[Saved data entries]
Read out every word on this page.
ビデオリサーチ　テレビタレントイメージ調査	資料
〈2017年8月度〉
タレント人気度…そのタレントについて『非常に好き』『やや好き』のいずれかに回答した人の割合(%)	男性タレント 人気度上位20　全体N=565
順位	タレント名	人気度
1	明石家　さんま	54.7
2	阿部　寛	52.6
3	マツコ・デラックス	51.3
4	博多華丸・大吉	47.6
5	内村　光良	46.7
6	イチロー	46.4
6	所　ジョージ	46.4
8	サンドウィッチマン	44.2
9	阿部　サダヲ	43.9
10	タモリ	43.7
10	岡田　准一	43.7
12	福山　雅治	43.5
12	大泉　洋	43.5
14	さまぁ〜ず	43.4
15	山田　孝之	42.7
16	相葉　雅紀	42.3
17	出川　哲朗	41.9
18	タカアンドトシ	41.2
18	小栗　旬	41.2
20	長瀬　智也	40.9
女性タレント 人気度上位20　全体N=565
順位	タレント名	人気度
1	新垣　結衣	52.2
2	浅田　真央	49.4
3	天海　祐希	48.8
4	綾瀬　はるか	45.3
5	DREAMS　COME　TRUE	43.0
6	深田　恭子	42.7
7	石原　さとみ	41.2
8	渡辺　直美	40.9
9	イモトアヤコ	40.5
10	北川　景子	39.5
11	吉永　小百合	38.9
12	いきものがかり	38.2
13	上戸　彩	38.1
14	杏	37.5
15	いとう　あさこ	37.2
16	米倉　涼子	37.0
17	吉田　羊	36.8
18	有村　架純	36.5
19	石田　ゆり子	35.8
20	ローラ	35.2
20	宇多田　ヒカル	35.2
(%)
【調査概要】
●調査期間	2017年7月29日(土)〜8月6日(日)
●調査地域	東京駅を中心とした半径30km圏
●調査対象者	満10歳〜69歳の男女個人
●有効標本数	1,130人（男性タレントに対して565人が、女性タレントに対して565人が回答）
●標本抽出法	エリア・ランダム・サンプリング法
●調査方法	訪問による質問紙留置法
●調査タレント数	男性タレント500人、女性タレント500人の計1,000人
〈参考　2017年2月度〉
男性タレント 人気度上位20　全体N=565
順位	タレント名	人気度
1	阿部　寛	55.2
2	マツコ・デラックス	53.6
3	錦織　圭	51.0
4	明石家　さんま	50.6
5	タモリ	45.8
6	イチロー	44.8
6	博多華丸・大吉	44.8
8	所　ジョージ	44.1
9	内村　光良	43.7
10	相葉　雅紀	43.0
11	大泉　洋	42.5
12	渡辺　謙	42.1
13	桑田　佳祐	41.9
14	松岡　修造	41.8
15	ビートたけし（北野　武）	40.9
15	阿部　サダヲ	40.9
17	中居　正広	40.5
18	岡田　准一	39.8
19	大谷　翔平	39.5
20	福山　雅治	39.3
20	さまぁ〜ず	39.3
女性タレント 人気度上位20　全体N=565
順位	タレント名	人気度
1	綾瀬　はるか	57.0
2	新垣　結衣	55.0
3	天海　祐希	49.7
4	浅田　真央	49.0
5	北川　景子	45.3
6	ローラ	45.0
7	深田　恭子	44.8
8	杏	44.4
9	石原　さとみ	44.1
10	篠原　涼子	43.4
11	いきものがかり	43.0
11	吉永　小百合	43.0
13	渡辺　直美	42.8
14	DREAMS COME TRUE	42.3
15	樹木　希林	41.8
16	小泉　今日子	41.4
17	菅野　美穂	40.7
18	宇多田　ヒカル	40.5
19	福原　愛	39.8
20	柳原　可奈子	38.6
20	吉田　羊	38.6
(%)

### Exercise aim
Among the lines of the listing, how many hold the string "TRUE"? Respond with only the number.

### Solution
2